*MATERIAL*
## begin
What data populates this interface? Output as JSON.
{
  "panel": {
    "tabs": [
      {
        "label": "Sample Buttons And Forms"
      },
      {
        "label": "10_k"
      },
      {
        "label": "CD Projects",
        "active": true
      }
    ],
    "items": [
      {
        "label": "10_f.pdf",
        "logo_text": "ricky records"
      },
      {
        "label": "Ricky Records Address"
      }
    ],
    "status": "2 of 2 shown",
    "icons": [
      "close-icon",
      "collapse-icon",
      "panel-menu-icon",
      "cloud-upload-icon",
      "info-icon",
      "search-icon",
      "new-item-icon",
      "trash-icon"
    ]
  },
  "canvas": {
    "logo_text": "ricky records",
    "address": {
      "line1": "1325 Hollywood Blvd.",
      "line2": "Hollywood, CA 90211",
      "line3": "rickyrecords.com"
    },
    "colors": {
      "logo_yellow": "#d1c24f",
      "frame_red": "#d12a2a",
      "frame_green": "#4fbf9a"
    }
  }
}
## end
*THE EXERCISE*
Please set down each line of the records exactly as given.

*SOLUTION TO THIS PROBLEM*
What data populates this interface? Output as JSON.
{
  "panel": {
    "tabs": [
      {
        "label": "Sample Buttons And Forms"
      },
      {
        "label": "10_k"
      },
      {
        "label": "CD Projects",
        "active": true
      }
    ],
    "items": [
      {
        "label": "10_f.pdf",
        "logo_text": "ricky records"
      },
      {
        "label": "Ricky Records Address"
      }
    ],
    "status": "2 of 2 shown",
    "icons": [
      "close-icon",
      "collapse-icon",
      "panel-menu-icon",
      "cloud-upload-icon",
      "info-icon",
      "search-icon",
      "new-item-icon",
      "trash-icon"
    ]
  },
  "canvas": {
    "logo_text": "ricky records",
    "address": {
      "line1": "1325 Hollywood Blvd.",
      "line2": "Hollywood, CA 90211",
      "line3": "rickyrecords.com"
    },
    "colors": {
      "logo_yellow": "#d1c24f",
      "frame_red": "#d12a2a",
      "frame_green": "#4fbf9a"
    }
  }
}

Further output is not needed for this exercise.